_YOUR OBJECTIVE_
Copy every line of the data in which the word "gravitationnelle" occurs.

_Items from a data source_
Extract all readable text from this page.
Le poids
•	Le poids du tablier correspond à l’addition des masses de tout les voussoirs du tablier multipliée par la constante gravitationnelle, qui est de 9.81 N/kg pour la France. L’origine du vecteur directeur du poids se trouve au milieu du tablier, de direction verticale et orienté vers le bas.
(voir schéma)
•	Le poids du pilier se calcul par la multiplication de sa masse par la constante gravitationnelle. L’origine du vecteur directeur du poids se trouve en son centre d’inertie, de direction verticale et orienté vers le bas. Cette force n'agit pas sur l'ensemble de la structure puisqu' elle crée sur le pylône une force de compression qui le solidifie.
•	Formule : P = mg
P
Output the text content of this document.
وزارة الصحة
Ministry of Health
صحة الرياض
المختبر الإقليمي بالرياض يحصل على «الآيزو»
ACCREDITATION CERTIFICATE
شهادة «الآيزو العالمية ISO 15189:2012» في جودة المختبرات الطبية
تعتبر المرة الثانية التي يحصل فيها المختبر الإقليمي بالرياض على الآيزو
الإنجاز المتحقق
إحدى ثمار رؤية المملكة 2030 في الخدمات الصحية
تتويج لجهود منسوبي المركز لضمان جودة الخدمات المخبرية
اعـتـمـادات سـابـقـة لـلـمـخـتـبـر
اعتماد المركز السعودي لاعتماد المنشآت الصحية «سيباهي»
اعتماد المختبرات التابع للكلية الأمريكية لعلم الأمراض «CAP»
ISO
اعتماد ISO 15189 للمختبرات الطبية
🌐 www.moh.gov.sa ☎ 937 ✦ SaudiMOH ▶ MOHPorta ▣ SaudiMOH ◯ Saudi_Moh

_FULL RESPONSE_
•	Le poids du tablier correspond à l’addition des masses de tout les voussoirs du tablier multipliée par la constante gravitationnelle, qui est de 9.81 N/kg pour la France. L’origine du vecteur directeur du poids se trouve au milieu du tablier, de direction verticale et orienté vers le bas.
•	Le poids du pilier se calcul par la multiplication de sa masse par la constante gravitationnelle. L’origine du vecteur directeur du poids se trouve en son centre d’inertie, de direction verticale et orienté vers le bas. Cette force n'agit pas sur l'ensemble de la structure puisqu' elle crée sur le pylône une force de compression qui le solidifie.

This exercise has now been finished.